■ **Written instruction**
Write out the entries verbatim and leave the images out of the copy.

■ **Material for this exercise**
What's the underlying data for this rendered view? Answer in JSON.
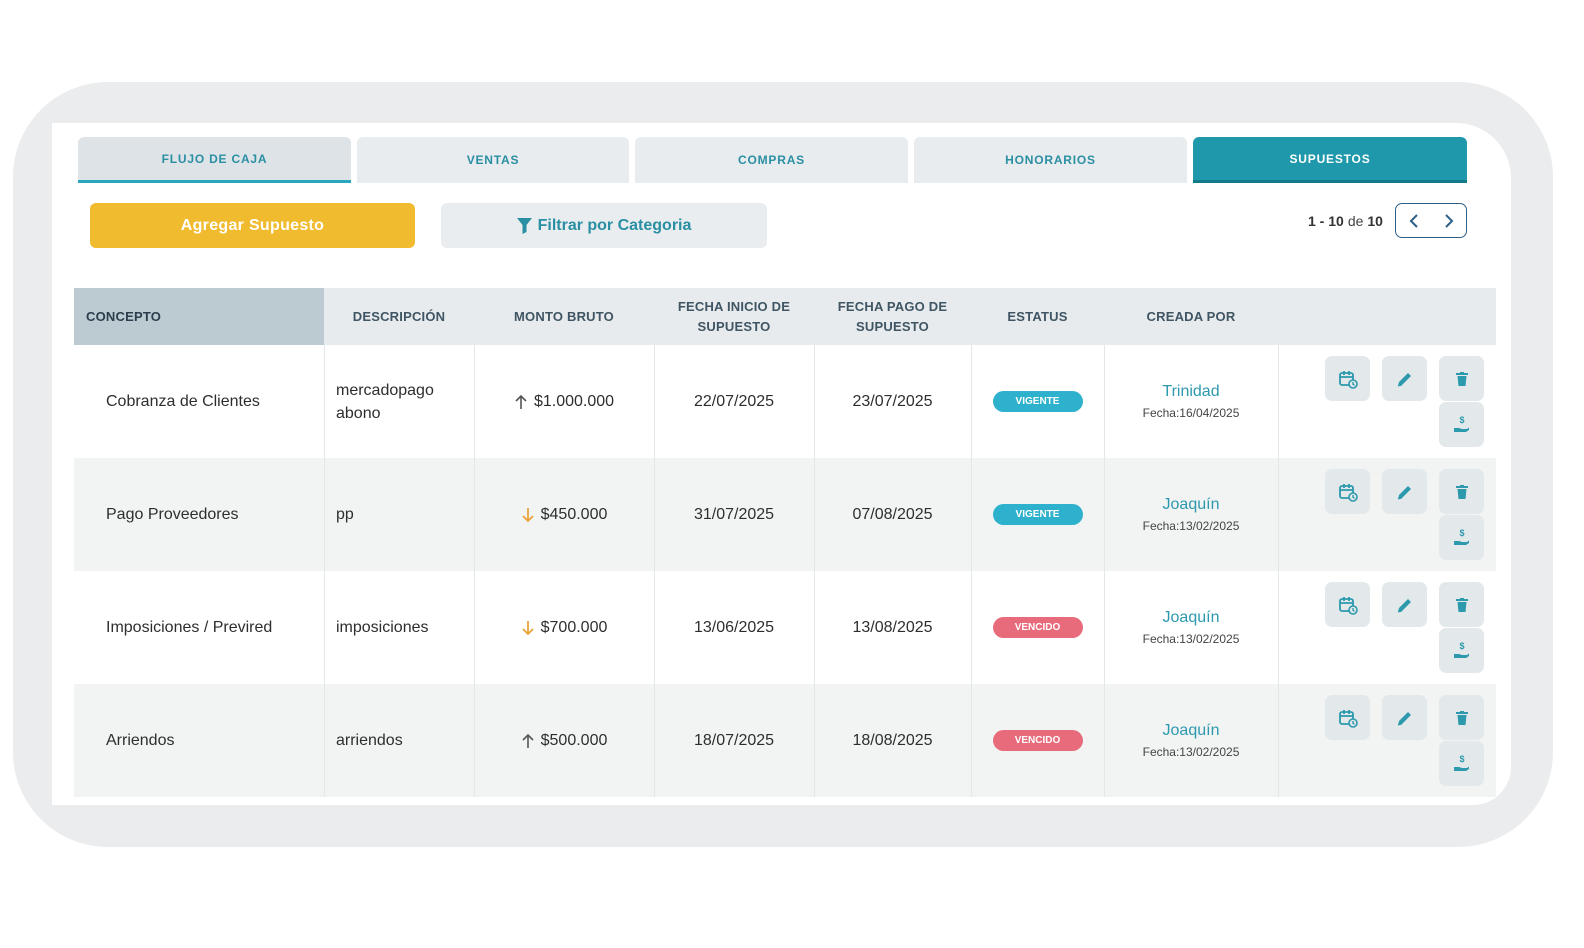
{
  "tabs": [
    {
      "label": "FLUJO DE CAJA"
    },
    {
      "label": "VENTAS"
    },
    {
      "label": "COMPRAS"
    },
    {
      "label": "HONORARIOS"
    },
    {
      "label": "SUPUESTOS"
    }
  ],
  "toolbar": {
    "add_label": "Agregar Supuesto",
    "filter_label": "Filtrar por Categoria"
  },
  "pagination": {
    "range": "1 - 10",
    "of": "de",
    "total": "10"
  },
  "columns": {
    "concepto": "CONCEPTO",
    "descripcion": "DESCRIPCIÓN",
    "monto": "MONTO BRUTO",
    "fecha_inicio_1": "FECHA INICIO DE",
    "fecha_inicio_2": "SUPUESTO",
    "fecha_pago_1": "FECHA PAGO DE",
    "fecha_pago_2": "SUPUESTO",
    "estatus": "ESTATUS",
    "creada": "CREADA POR"
  },
  "rows": [
    {
      "concepto": "Cobranza de Clientes",
      "descripcion": "mercadopago abono",
      "monto": "$1.000.000",
      "direction": "up",
      "fecha_inicio": "22/07/2025",
      "fecha_pago": "23/07/2025",
      "estatus": "VIGENTE",
      "creador": "Trinidad",
      "fecha_creacion": "Fecha:16/04/2025"
    },
    {
      "concepto": "Pago Proveedores",
      "descripcion": "pp",
      "monto": "$450.000",
      "direction": "down",
      "fecha_inicio": "31/07/2025",
      "fecha_pago": "07/08/2025",
      "estatus": "VIGENTE",
      "creador": "Joaquín",
      "fecha_creacion": "Fecha:13/02/2025"
    },
    {
      "concepto": "Imposiciones / Previred",
      "descripcion": "imposiciones",
      "monto": "$700.000",
      "direction": "down",
      "fecha_inicio": "13/06/2025",
      "fecha_pago": "13/08/2025",
      "estatus": "VENCIDO",
      "creador": "Joaquín",
      "fecha_creacion": "Fecha:13/02/2025"
    },
    {
      "concepto": "Arriendos",
      "descripcion": "arriendos",
      "monto": "$500.000",
      "direction": "up",
      "fecha_inicio": "18/07/2025",
      "fecha_pago": "18/08/2025",
      "estatus": "VENCIDO",
      "creador": "Joaquín",
      "fecha_creacion": "Fecha:13/02/2025"
    }
  ],
  "icons": {
    "filter": "filter-icon",
    "prev": "chevron-left-icon",
    "next": "chevron-right-icon",
    "arrow_up": "arrow-up-icon",
    "arrow_down": "arrow-down-icon",
    "reschedule": "calendar-repeat-icon",
    "edit": "pencil-icon",
    "delete": "trash-icon",
    "pay": "hand-money-icon"
  },
  "colors": {
    "accent": "#1e98aa",
    "add_button": "#f1bb2f",
    "status_vigente": "#2eb1cc",
    "status_vencido": "#e86b7c",
    "arrow_down": "#e9a23b",
    "arrow_up": "#555555"
  }
}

■ **Result for this task**
What's the underlying data for this rendered view? Answer in JSON.
{
  "tabs": [
    {
      "label": "FLUJO DE CAJA"
    },
    {
      "label": "VENTAS"
    },
    {
      "label": "COMPRAS"
    },
    {
      "label": "HONORARIOS"
    },
    {
      "label": "SUPUESTOS"
    }
  ],
  "toolbar": {
    "add_label": "Agregar Supuesto",
    "filter_label": "Filtrar por Categoria"
  },
  "pagination": {
    "range": "1 - 10",
    "of": "de",
    "total": "10"
  },
  "columns": {
    "concepto": "CONCEPTO",
    "descripcion": "DESCRIPCIÓN",
    "monto": "MONTO BRUTO",
    "fecha_inicio_1": "FECHA INICIO DE",
    "fecha_inicio_2": "SUPUESTO",
    "fecha_pago_1": "FECHA PAGO DE",
    "fecha_pago_2": "SUPUESTO",
    "estatus": "ESTATUS",
    "creada": "CREADA POR"
  },
  "rows": [
    {
      "concepto": "Cobranza de Clientes",
      "descripcion": "mercadopago abono",
      "monto": "$1.000.000",
      "direction": "up",
      "fecha_inicio": "22/07/2025",
      "fecha_pago": "23/07/2025",
      "estatus": "VIGENTE",
      "creador": "Trinidad",
      "fecha_creacion": "Fecha:16/04/2025"
    },
    {
      "concepto": "Pago Proveedores",
      "descripcion": "pp",
      "monto": "$450.000",
      "direction": "down",
      "fecha_inicio": "31/07/2025",
      "fecha_pago": "07/08/2025",
      "estatus": "VIGENTE",
      "creador": "Joaquín",
      "fecha_creacion": "Fecha:13/02/2025"
    },
    {
      "concepto": "Imposiciones / Previred",
      "descripcion": "imposiciones",
      "monto": "$700.000",
      "direction": "down",
      "fecha_inicio": "13/06/2025",
      "fecha_pago": "13/08/2025",
      "estatus": "VENCIDO",
      "creador": "Joaquín",
      "fecha_creacion": "Fecha:13/02/2025"
    },
    {
      "concepto": "Arriendos",
      "descripcion": "arriendos",
      "monto": "$500.000",
      "direction": "up",
      "fecha_inicio": "18/07/2025",
      "fecha_pago": "18/08/2025",
      "estatus": "VENCIDO",
      "creador": "Joaquín",
      "fecha_creacion": "Fecha:13/02/2025"
    }
  ],
  "icons": {
    "filter": "filter-icon",
    "prev": "chevron-left-icon",
    "next": "chevron-right-icon",
    "arrow_up": "arrow-up-icon",
    "arrow_down": "arrow-down-icon",
    "reschedule": "calendar-repeat-icon",
    "edit": "pencil-icon",
    "delete": "trash-icon",
    "pay": "hand-money-icon"
  },
  "colors": {
    "accent": "#1e98aa",
    "add_button": "#f1bb2f",
    "status_vigente": "#2eb1cc",
    "status_vencido": "#e86b7c",
    "arrow_down": "#e9a23b",
    "arrow_up": "#555555"
  }
}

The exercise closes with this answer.